What you are asked to do.
Extract all data as written.

Data in this exercise.
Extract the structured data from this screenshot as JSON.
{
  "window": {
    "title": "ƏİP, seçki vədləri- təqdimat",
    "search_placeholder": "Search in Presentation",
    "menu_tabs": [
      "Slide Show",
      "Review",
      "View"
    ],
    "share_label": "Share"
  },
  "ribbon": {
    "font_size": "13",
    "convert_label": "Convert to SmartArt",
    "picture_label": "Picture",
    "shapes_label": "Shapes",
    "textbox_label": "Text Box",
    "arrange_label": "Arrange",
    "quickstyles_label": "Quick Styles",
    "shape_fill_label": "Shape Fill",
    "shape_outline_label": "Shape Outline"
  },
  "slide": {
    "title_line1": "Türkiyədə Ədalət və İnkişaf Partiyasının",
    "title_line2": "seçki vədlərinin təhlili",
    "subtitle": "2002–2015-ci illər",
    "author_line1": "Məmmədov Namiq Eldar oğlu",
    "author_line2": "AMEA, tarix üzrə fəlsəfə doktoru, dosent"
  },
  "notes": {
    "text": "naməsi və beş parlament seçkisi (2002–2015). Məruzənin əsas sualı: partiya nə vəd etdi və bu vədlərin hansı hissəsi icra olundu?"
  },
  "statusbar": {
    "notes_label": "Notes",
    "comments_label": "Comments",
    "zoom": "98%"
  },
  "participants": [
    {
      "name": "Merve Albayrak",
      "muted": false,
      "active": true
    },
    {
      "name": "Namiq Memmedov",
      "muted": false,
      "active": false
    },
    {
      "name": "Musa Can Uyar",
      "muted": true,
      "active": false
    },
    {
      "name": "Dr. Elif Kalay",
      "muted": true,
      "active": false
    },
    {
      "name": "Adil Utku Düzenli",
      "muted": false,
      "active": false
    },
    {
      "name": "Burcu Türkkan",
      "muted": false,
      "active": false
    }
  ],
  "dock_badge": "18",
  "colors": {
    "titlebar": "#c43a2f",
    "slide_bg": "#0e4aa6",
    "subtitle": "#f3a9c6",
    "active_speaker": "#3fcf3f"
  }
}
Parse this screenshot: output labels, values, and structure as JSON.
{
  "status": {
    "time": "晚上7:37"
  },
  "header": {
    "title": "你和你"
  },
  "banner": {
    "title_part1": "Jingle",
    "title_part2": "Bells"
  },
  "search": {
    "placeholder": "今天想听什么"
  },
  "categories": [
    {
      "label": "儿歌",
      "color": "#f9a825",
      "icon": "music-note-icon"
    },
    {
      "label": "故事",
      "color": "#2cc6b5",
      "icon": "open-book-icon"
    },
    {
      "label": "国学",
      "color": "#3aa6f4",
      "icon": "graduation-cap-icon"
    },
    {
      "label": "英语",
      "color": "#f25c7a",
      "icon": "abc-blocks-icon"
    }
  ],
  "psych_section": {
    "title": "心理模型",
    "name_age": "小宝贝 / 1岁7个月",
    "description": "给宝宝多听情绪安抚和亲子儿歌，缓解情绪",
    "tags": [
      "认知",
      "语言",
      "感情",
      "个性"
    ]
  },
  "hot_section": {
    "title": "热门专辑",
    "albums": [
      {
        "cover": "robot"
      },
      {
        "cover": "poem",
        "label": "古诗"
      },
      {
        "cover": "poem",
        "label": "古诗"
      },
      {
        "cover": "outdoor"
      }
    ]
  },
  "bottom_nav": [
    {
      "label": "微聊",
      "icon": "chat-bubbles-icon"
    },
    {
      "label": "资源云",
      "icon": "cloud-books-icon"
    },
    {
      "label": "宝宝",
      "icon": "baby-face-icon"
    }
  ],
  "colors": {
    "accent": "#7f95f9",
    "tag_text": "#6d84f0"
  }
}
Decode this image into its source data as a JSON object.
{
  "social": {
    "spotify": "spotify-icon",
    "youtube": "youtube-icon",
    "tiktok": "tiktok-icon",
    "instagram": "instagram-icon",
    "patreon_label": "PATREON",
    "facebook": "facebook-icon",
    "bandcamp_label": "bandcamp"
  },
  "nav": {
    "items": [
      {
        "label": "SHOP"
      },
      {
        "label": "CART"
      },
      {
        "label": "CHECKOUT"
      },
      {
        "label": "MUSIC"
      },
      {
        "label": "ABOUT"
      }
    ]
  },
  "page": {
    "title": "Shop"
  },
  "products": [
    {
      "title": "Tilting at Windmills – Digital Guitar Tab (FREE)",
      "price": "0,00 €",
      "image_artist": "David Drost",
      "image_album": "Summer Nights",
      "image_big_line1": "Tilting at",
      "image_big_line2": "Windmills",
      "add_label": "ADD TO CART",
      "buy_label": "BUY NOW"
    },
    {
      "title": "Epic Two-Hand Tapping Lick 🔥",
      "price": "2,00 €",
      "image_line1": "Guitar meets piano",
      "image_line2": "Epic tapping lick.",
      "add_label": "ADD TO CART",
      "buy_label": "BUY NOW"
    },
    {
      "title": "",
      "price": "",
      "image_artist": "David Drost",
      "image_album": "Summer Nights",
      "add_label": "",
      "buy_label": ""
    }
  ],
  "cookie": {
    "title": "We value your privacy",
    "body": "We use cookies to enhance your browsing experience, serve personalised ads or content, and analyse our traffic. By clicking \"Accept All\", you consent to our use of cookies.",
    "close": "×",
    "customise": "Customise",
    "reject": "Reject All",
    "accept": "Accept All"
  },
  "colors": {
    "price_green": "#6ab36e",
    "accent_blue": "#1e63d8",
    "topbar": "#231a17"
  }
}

Written response.
Extract the structured data from this screenshot as JSON.
{
  "window": {
    "title": "ƏİP, seçki vədləri- təqdimat",
    "search_placeholder": "Search in Presentation",
    "menu_tabs": [
      "Slide Show",
      "Review",
      "View"
    ],
    "share_label": "Share"
  },
  "ribbon": {
    "font_size": "13",
    "convert_label": "Convert to SmartArt",
    "picture_label": "Picture",
    "shapes_label": "Shapes",
    "textbox_label": "Text Box",
    "arrange_label": "Arrange",
    "quickstyles_label": "Quick Styles",
    "shape_fill_label": "Shape Fill",
    "shape_outline_label": "Shape Outline"
  },
  "slide": {
    "title_line1": "Türkiyədə Ədalət və İnkişaf Partiyasının",
    "title_line2": "seçki vədlərinin təhlili",
    "subtitle": "2002–2015-ci illər",
    "author_line1": "Məmmədov Namiq Eldar oğlu",
    "author_line2": "AMEA, tarix üzrə fəlsəfə doktoru, dosent"
  },
  "notes": {
    "text": "naməsi və beş parlament seçkisi (2002–2015). Məruzənin əsas sualı: partiya nə vəd etdi və bu vədlərin hansı hissəsi icra olundu?"
  },
  "statusbar": {
    "notes_label": "Notes",
    "comments_label": "Comments",
    "zoom": "98%"
  },
  "participants": [
    {
      "name": "Merve Albayrak",
      "muted": false,
      "active": true
    },
    {
      "name": "Namiq Memmedov",
      "muted": false,
      "active": false
    },
    {
      "name": "Musa Can Uyar",
      "muted": true,
      "active": false
    },
    {
      "name": "Dr. Elif Kalay",
      "muted": true,
      "active": false
    },
    {
      "name": "Adil Utku Düzenli",
      "muted": false,
      "active": false
    },
    {
      "name": "Burcu Türkkan",
      "muted": false,
      "active": false
    }
  ],
  "dock_badge": "18",
  "colors": {
    "titlebar": "#c43a2f",
    "slide_bg": "#0e4aa6",
    "subtitle": "#f3a9c6",
    "active_speaker": "#3fcf3f"
  }
}
Parse this screenshot: output labels, values, and structure as JSON.
{
  "status": {
    "time": "晚上7:37"
  },
  "header": {
    "title": "你和你"
  },
  "banner": {
    "title_part1": "Jingle",
    "title_part2": "Bells"
  },
  "search": {
    "placeholder": "今天想听什么"
  },
  "categories": [
    {
      "label": "儿歌",
      "color": "#f9a825",
      "icon": "music-note-icon"
    },
    {
      "label": "故事",
      "color": "#2cc6b5",
      "icon": "open-book-icon"
    },
    {
      "label": "国学",
      "color": "#3aa6f4",
      "icon": "graduation-cap-icon"
    },
    {
      "label": "英语",
      "color": "#f25c7a",
      "icon": "abc-blocks-icon"
    }
  ],
  "psych_section": {
    "title": "心理模型",
    "name_age": "小宝贝 / 1岁7个月",
    "description": "给宝宝多听情绪安抚和亲子儿歌，缓解情绪",
    "tags": [
      "认知",
      "语言",
      "感情",
      "个性"
    ]
  },
  "hot_section": {
    "title": "热门专辑",
    "albums": [
      {
        "cover": "robot"
      },
      {
        "cover": "poem",
        "label": "古诗"
      },
      {
        "cover": "poem",
        "label": "古诗"
      },
      {
        "cover": "outdoor"
      }
    ]
  },
  "bottom_nav": [
    {
      "label": "微聊",
      "icon": "chat-bubbles-icon"
    },
    {
      "label": "资源云",
      "icon": "cloud-books-icon"
    },
    {
      "label": "宝宝",
      "icon": "baby-face-icon"
    }
  ],
  "colors": {
    "accent": "#7f95f9",
    "tag_text": "#6d84f0"
  }
}
Decode this image into its source data as a JSON object.
{
  "social": {
    "spotify": "spotify-icon",
    "youtube": "youtube-icon",
    "tiktok": "tiktok-icon",
    "instagram": "instagram-icon",
    "patreon_label": "PATREON",
    "facebook": "facebook-icon",
    "bandcamp_label": "bandcamp"
  },
  "nav": {
    "items": [
      {
        "label": "SHOP"
      },
      {
        "label": "CART"
      },
      {
        "label": "CHECKOUT"
      },
      {
        "label": "MUSIC"
      },
      {
        "label": "ABOUT"
      }
    ]
  },
  "page": {
    "title": "Shop"
  },
  "products": [
    {
      "title": "Tilting at Windmills – Digital Guitar Tab (FREE)",
      "price": "0,00 €",
      "image_artist": "David Drost",
      "image_album": "Summer Nights",
      "image_big_line1": "Tilting at",
      "image_big_line2": "Windmills",
      "add_label": "ADD TO CART",
      "buy_label": "BUY NOW"
    },
    {
      "title": "Epic Two-Hand Tapping Lick 🔥",
      "price": "2,00 €",
      "image_line1": "Guitar meets piano",
      "image_line2": "Epic tapping lick.",
      "add_label": "ADD TO CART",
      "buy_label": "BUY NOW"
    },
    {
      "title": "",
      "price": "",
      "image_artist": "David Drost",
      "image_album": "Summer Nights",
      "add_label": "",
      "buy_label": ""
    }
  ],
  "cookie": {
    "title": "We value your privacy",
    "body": "We use cookies to enhance your browsing experience, serve personalised ads or content, and analyse our traffic. By clicking \"Accept All\", you consent to our use of cookies.",
    "close": "×",
    "customise": "Customise",
    "reject": "Reject All",
    "accept": "Accept All"
  },
  "colors": {
    "price_green": "#6ab36e",
    "accent_blue": "#1e63d8",
    "topbar": "#231a17"
  }
}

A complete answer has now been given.